[Opening EXTRACT TO READ section]

The funding listed above represents an important step forward by the City Council and Mayor de Blasio's administration. But it does not fulfill the urgent need for an independent and fully-resourced Department of Veterans Affairs to manage veterans affairs programs and services that affect one in sixteen NYC residents. See the report we released last week, CHANGE IS ESSENTIAL, for our detailed recommendations for improving policies and outcomes for NYC veterans, and stay tuned for more information and announcements in the upcoming days and weeks.
Forward progress is important. But let's not lose our momentum in pushing for NYC government to take a comprehensive, streamlined, and fully-resourced approach to ensuring all veterans and family members in NYC can access the benefits and services they have rightfully earned.

[Closing EXTRACT TO READ section]
[Opening EXCERPTED DATA section]

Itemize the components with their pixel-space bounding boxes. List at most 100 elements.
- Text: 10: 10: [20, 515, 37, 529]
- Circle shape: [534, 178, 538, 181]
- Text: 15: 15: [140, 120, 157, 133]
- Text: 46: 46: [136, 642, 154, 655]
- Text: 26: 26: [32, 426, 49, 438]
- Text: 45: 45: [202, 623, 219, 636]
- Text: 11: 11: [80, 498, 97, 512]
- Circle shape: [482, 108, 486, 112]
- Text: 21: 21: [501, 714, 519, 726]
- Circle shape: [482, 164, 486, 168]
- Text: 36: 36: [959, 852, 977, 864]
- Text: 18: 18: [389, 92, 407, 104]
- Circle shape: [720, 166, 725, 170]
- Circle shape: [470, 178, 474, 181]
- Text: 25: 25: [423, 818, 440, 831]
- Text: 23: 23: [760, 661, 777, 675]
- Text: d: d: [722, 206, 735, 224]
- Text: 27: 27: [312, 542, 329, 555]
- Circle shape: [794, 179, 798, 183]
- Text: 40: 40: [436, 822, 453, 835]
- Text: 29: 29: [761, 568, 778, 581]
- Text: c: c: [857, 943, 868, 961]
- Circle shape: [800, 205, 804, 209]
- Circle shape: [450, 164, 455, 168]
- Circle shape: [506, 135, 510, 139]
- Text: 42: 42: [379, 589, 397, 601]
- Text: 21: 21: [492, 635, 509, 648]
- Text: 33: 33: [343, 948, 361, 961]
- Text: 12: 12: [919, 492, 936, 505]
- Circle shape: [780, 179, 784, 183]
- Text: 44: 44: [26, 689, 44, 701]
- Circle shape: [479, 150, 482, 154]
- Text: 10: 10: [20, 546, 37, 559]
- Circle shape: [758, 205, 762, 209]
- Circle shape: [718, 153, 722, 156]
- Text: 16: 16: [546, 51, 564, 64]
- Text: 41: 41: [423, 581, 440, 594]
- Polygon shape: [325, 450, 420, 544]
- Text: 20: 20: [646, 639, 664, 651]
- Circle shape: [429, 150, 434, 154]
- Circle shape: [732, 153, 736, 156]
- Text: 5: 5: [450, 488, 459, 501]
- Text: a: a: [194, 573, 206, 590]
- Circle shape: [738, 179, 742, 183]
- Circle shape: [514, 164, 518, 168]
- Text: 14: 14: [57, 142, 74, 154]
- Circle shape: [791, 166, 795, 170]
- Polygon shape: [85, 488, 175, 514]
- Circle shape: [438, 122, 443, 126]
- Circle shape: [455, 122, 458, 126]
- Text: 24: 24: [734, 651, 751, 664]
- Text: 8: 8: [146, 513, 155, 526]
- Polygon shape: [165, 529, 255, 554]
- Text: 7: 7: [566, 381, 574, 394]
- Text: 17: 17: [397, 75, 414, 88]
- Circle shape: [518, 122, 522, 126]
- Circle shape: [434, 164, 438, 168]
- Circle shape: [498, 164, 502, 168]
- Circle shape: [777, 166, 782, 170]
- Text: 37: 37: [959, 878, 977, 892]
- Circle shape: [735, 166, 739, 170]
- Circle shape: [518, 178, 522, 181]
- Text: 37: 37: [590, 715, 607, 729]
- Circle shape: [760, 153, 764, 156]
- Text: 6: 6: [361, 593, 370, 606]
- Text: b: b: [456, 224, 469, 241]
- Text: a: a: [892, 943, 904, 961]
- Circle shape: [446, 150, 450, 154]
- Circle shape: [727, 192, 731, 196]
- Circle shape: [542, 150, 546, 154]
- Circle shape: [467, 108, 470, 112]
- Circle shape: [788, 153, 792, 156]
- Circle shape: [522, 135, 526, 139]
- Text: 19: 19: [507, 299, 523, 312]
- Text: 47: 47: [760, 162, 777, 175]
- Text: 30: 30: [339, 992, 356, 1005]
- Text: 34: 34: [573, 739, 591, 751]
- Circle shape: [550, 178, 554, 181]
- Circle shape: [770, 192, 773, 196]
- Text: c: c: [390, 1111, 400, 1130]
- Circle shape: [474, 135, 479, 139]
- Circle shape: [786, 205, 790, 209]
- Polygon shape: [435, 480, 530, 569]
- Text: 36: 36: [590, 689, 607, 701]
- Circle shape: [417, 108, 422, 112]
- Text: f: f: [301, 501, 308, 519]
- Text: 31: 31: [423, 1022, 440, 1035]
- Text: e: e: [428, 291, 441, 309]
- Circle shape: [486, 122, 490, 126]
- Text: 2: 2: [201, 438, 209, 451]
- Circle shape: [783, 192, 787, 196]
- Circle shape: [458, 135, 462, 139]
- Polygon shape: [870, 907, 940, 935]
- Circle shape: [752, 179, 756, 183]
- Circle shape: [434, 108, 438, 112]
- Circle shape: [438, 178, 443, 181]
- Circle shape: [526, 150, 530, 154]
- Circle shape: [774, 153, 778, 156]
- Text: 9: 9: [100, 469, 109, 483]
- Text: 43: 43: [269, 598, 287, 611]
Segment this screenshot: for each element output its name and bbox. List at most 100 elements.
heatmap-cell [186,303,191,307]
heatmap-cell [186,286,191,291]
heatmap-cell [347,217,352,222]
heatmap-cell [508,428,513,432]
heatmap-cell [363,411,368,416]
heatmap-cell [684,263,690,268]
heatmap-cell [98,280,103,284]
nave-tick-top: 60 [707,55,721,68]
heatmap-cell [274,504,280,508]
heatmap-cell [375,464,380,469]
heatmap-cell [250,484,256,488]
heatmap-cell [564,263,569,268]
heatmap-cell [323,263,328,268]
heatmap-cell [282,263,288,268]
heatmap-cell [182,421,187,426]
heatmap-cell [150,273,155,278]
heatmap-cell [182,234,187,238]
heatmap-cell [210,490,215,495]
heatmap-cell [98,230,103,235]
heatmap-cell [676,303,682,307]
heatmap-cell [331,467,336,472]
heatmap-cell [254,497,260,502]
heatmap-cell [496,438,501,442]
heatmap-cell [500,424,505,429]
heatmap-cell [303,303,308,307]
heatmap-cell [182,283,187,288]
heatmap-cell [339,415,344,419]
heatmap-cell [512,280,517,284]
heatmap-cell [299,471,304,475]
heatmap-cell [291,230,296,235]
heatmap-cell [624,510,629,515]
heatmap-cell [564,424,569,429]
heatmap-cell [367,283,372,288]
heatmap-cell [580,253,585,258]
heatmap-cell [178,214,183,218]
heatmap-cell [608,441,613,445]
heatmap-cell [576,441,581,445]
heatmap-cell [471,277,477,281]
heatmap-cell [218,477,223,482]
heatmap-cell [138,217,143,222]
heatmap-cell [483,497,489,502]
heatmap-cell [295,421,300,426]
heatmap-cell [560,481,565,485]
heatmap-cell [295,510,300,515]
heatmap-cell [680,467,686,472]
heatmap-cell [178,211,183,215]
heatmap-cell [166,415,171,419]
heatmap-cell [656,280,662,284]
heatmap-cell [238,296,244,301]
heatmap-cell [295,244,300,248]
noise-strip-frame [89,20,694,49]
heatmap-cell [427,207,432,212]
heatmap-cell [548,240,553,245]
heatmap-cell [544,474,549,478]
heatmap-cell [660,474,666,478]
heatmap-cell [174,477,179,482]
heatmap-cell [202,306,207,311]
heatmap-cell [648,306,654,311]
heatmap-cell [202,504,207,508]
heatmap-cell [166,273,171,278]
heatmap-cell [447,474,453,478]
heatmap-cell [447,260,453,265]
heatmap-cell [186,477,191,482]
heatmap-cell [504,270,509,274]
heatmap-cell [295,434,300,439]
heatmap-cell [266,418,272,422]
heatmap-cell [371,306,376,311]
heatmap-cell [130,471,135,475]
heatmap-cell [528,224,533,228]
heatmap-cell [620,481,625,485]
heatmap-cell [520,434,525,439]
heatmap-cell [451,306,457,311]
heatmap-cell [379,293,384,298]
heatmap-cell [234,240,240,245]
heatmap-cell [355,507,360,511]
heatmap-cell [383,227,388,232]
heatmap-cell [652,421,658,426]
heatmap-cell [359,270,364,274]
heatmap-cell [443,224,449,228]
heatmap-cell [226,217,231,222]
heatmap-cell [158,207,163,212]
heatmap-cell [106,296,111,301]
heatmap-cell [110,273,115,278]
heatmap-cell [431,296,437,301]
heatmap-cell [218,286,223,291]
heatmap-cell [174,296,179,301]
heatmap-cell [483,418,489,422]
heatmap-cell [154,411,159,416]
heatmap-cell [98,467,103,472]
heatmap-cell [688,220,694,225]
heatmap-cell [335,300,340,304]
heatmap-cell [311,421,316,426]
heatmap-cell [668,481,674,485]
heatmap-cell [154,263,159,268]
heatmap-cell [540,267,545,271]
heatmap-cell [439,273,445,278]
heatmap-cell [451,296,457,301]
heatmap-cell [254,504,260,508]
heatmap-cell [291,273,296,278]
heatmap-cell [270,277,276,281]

[Closing EXCERPTED DATA section]

DIRECTIONS
1. According to the passage on NYC veterans services, what share of NYC residents are affected by veterans affairs programs and services?
2. In the passage on NYC veterans services, switch "momentum" to "drive" in the stretch from "Forward progress is" through "have rightfully earned.".

RESULTS OF THE TASKS
1. One in sixteen NYC residents.

2.
Forward progress is important. But let's not lose our drive in pushing for NYC government to take a comprehensive, streamlined, and fully-resourced approach to ensuring all veterans and family members in NYC can access the benefits and services they have rightfully earned.